- _Prompt A_:
Answer these questions about the power smoothing text below:
(i) Which signal represents the time delay caused by the LPF with Tƒ=60?
(ii) Which figure shows the effect of the NNPC 106 and the LPF 108 on the battery SoC?
(iii) What happens to the SoC as the time constant rises from Tƒ=40 to Tƒ=60?

- _Document_:
(begin)

FIG. 16 is a graphical representation of time delay-based comparison between the NNPC 106 and the LPF 108), according to certain embodiments. A power smoothing comparison between the NNPC 106 and the LPF (Tƒ=40 and 60) has been conducted as shown in FIG. 16. Signal 1602 represents the time delay caused by the NNPC 106. Signal 1604 represents the time delay caused by the LPF (Tƒ=40). Signal 1606 represents the time delay caused by the LPF (Tƒ=60). As concluded in [See: A. A. Abdalla, M. Khalid, Smoothing methodologies for photovoltaic power fluctuations, in 2019 8th International Conference on Renewable Energy Research and Applications (ICRERA), IEEE, 2019, pp. 342-346, incorporated herein by reference in its entirety] and [See: A. Atif, M. Khalid, Fuzzy logic controller for solar power smoothing based on controlled battery energy storage and varying low pass filter, IET Renew. Power Gener. 14 (18) (2020) 3824-3833, incorporated herein by reference in its entirety], it can be seen that the smoothed power as a result of the LPFs has a significant time delay. The time delay caused by the LPF is increased as the time constant Tƒ increases (evident from Tƒ=40 and Tƒ=60). The NNPC 106 through intelligent control of the Tƒ does not result in a significant time delay (as shown in FIG. 16) when compared to the regular LPFs with fixed time constants (Tƒ=40 and Tƒ=60). The time delay caused negatively affects the battery as it significantly increases the battery SoC and charging/discharging power [See: A. Atif, M. Khalid, Saviztky-golay filtering for solar power smoothing and ramp rate reduction based on controlled battery energy storage, IEEE Access 8 (2020) 33806-33817, incorporated herein by reference in its entirety].



FIG. 17 is a graphical representation of effect of the NNPC 106 and the LPF 108 on the battery SoC, according to certain embodiments. Signal 1702 represents an effect of the NNPC on the battery SoC. Signal 1704 represents an effect of the LPF (Tƒ=40) on the battery SoC. Signal 1706 represents an effect of the LPF (Tƒ=60) on the battery SoC. This is evident from FIG. 17, that the LPFs result in a higher battery SoC when compared to the NNPC 106. The SoC increases as the time constant is increased from Tƒ=40 to Tƒ=60. Thus, the NNPC 106 does not overcharge the battery and enhances the battery's operational life.

(end)

- _Prompt B_:
Count the lines in the records below that contain the string "boxes", matching case exactly. Reply with the number alone.

(Spatial annotation entries)
(begin)

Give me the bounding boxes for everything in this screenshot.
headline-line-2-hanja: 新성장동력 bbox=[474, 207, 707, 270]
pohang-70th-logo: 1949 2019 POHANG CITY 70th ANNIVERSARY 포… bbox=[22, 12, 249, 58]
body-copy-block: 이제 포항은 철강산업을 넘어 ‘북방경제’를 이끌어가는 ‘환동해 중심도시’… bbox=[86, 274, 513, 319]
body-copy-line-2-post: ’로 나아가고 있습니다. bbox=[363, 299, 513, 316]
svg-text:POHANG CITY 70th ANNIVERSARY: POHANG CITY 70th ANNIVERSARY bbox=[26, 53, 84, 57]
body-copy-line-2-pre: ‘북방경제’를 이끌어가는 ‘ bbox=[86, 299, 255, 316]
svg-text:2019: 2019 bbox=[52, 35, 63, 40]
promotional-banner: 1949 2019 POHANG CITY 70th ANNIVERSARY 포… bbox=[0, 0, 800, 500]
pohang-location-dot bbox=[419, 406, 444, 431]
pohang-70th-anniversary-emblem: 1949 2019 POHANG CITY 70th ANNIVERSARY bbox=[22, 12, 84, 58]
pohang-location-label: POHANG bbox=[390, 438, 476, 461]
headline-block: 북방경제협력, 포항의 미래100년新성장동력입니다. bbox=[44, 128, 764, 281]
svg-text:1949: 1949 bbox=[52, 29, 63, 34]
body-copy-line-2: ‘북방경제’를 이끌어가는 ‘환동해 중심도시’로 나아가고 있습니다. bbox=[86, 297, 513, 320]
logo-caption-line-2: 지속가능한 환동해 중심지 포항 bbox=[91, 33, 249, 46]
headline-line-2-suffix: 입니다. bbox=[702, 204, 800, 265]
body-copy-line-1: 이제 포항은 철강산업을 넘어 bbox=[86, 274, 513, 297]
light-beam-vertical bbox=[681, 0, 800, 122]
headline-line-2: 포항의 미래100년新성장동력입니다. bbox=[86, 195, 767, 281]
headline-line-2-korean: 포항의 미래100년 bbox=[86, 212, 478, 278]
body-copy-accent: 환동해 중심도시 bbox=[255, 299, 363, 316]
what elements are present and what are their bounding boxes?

(end)

- _Result A_:
(i) Signal 1606
(ii) FIG. 17
(iii) The SoC increases.

- _Result B_:
2